----- Supplied data -----

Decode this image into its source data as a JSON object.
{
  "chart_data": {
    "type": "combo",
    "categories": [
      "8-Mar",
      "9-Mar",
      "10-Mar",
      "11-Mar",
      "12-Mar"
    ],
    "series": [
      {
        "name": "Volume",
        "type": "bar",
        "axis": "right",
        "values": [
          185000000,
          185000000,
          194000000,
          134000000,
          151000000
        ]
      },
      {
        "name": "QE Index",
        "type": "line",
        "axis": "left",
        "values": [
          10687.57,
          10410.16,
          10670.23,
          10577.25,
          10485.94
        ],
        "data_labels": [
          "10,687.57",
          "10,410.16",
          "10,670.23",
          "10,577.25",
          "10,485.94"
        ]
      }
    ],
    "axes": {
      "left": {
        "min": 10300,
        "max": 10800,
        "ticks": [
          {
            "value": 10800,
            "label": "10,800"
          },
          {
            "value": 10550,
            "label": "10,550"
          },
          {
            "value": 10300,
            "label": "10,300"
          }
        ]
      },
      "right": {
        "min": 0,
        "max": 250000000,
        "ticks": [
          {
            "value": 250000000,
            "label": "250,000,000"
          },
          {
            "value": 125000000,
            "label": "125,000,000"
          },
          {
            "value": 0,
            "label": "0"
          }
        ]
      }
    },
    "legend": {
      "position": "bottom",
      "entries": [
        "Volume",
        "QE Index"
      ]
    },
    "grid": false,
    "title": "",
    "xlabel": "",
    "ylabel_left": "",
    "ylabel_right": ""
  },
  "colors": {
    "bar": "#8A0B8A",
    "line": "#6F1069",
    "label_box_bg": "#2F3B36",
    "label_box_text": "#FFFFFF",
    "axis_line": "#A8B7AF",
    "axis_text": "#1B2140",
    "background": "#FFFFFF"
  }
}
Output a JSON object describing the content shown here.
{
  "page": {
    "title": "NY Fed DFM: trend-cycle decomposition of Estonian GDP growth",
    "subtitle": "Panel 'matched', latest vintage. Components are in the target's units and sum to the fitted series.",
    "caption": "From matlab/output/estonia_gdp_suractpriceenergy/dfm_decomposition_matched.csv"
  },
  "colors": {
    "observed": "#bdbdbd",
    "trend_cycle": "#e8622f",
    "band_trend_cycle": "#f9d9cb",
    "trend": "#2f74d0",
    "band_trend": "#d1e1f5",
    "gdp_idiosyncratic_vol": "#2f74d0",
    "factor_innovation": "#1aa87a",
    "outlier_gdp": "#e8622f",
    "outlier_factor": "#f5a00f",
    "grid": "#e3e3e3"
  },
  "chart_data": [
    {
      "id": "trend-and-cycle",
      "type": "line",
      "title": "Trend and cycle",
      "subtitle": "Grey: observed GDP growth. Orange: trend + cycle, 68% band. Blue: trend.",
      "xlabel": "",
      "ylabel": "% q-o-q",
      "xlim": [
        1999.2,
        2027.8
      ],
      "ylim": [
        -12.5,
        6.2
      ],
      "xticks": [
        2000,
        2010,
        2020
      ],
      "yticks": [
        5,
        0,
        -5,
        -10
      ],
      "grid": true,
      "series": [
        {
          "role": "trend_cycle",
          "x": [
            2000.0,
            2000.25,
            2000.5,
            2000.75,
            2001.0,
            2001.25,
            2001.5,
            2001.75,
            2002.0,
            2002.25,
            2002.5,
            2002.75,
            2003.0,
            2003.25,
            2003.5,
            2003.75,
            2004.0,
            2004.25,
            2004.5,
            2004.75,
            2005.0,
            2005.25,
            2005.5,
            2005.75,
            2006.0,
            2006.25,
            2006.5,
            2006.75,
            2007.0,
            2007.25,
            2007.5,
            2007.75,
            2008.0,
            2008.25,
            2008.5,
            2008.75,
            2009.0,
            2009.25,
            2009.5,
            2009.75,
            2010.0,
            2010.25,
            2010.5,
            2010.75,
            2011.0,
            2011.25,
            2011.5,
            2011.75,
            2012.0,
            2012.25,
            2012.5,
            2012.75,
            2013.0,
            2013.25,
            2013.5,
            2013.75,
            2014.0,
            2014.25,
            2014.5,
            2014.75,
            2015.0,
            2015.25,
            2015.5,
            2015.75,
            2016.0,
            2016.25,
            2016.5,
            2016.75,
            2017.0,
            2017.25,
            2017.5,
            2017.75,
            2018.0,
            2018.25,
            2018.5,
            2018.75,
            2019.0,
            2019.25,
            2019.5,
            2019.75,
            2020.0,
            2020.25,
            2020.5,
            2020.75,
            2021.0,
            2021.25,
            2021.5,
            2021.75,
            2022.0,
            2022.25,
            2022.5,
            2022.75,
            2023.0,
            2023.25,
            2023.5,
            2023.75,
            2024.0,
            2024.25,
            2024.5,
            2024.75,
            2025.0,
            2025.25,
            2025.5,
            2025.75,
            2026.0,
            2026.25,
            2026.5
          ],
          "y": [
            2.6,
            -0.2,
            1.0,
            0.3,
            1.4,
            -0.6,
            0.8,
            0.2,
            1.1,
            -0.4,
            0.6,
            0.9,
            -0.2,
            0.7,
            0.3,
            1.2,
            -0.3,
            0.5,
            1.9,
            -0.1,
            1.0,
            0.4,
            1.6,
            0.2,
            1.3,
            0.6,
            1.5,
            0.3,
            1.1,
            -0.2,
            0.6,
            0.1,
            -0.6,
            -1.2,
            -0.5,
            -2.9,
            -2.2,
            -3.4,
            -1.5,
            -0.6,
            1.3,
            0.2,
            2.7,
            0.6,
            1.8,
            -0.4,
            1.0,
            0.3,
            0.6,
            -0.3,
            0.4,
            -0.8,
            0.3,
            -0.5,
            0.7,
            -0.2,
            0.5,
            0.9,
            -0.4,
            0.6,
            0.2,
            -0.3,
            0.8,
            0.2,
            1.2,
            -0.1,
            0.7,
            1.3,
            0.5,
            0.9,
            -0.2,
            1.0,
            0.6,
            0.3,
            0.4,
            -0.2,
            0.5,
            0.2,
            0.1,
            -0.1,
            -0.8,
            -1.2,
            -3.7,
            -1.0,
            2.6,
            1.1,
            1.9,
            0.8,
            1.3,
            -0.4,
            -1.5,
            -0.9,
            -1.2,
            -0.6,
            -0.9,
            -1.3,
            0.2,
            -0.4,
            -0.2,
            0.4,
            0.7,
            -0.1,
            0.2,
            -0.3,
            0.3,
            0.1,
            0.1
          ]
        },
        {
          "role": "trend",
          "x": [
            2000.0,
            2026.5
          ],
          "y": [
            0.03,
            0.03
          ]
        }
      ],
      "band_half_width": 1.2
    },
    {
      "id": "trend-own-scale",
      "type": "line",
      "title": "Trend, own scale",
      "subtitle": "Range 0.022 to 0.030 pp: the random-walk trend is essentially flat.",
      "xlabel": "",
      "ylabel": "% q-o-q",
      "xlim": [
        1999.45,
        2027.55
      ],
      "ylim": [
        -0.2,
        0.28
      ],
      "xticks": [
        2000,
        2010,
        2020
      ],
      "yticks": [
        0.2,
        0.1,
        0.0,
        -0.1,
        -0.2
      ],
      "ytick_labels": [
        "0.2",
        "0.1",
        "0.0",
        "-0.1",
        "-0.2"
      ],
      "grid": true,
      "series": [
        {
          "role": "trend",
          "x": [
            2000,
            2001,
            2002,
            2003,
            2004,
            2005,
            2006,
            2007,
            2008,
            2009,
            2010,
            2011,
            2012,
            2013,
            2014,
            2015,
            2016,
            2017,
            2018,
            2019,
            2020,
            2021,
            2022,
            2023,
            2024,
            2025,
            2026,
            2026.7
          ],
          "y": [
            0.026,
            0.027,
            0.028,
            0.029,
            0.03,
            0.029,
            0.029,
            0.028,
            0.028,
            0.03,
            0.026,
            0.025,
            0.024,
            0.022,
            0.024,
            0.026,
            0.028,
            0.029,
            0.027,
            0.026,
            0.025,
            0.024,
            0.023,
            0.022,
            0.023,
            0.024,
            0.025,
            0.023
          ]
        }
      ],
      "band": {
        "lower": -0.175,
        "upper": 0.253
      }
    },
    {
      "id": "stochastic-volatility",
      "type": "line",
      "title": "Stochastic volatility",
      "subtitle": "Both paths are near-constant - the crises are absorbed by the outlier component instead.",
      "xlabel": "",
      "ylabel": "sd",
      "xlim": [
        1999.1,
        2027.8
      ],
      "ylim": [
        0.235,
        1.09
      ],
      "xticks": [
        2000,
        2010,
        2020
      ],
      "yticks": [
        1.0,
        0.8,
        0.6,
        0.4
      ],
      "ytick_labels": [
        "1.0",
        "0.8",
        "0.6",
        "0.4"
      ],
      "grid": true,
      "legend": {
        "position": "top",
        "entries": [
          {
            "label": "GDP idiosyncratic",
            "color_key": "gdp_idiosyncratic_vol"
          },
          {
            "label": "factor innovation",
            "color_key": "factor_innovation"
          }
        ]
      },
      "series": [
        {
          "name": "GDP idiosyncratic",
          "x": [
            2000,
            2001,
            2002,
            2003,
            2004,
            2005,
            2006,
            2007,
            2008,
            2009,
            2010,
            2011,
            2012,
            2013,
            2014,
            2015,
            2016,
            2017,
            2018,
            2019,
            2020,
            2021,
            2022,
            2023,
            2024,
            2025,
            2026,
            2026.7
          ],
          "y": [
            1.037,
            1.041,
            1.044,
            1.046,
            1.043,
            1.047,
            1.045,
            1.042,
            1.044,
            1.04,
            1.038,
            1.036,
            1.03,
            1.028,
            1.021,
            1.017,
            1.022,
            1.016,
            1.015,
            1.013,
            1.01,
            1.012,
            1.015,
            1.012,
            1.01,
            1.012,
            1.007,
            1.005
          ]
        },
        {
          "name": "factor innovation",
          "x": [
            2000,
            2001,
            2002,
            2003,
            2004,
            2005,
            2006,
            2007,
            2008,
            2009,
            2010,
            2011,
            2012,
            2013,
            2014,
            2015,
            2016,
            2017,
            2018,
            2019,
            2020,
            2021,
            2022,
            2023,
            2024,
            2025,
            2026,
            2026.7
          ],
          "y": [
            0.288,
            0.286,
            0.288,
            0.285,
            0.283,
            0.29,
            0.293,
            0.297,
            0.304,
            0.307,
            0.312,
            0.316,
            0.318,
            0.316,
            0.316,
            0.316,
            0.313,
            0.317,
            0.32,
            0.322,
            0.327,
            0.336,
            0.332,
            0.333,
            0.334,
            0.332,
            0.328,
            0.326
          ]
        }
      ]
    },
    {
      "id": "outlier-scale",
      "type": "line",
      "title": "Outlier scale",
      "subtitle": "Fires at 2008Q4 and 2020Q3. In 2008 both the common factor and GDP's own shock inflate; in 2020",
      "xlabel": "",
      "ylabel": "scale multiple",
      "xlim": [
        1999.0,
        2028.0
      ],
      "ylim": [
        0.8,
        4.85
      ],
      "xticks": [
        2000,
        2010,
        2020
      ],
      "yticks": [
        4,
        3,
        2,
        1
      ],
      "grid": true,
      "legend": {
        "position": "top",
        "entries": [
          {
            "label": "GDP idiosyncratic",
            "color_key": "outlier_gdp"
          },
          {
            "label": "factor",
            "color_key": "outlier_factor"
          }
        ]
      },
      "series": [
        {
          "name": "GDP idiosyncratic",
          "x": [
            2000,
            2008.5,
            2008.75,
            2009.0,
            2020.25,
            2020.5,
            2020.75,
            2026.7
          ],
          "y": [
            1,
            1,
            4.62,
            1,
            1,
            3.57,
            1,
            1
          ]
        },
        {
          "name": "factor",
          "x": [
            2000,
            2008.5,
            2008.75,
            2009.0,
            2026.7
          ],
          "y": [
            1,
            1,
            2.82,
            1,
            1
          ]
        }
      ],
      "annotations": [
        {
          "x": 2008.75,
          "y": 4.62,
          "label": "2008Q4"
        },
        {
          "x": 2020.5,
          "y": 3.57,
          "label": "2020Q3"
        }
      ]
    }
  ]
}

-----

→ **The request**: Give the number of lines in the records that contain the string "FFFFFF", with no other output.

→ **Output below**: 2